* [Data entries]:
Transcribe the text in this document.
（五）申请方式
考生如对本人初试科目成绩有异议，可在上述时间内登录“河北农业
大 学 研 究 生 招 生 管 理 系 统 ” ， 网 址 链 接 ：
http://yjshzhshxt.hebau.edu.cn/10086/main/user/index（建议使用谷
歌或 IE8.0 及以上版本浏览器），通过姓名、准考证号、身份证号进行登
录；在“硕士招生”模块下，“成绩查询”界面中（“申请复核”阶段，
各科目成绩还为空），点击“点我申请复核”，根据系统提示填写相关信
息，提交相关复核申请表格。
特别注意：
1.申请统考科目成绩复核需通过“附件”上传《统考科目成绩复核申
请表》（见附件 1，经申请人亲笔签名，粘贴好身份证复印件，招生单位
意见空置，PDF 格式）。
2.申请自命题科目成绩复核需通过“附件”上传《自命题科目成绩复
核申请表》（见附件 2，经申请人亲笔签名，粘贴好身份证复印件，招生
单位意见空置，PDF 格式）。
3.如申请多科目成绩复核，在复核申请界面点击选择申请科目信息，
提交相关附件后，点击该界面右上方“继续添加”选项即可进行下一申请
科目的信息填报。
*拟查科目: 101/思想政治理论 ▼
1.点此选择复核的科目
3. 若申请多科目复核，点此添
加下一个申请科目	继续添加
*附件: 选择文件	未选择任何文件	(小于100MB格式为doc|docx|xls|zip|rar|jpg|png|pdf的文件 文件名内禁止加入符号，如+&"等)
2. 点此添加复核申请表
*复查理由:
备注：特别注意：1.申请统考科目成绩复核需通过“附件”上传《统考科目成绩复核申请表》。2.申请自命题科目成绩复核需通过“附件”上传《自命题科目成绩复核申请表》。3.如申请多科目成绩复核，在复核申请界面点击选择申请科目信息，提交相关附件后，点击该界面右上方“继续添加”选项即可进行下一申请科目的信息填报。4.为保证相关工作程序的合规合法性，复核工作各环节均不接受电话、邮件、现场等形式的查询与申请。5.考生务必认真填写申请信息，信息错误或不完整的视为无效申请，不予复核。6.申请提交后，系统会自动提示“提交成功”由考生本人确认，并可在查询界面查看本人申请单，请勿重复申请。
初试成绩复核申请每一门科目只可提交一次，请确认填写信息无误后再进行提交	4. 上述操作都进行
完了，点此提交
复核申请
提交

* [Objective]: Using the listing above, show each line holding the string "点击该界面右上方".

* [Output for this exercise]:
提交相关附件后，点击该界面右上方“继续添加”选项即可进行下一申请
备注：特别注意：1.申请统考科目成绩复核需通过“附件”上传《统考科目成绩复核申请表》。2.申请自命题科目成绩复核需通过“附件”上传《自命题科目成绩复核申请表》。3.如申请多科目成绩复核，在复核申请界面点击选择申请科目信息，提交相关附件后，点击该界面右上方“继续添加”选项即可进行下一申请科目的信息填报。4.为保证相关工作程序的合规合法性，复核工作各环节均不接受电话、邮件、现场等形式的查询与申请。5.考生务必认真填写申请信息，信息错误或不完整的视为无效申请，不予复核。6.申请提交后，系统会自动提示“提交成功”由考生本人确认，并可在查询界面查看本人申请单，请勿重复申请。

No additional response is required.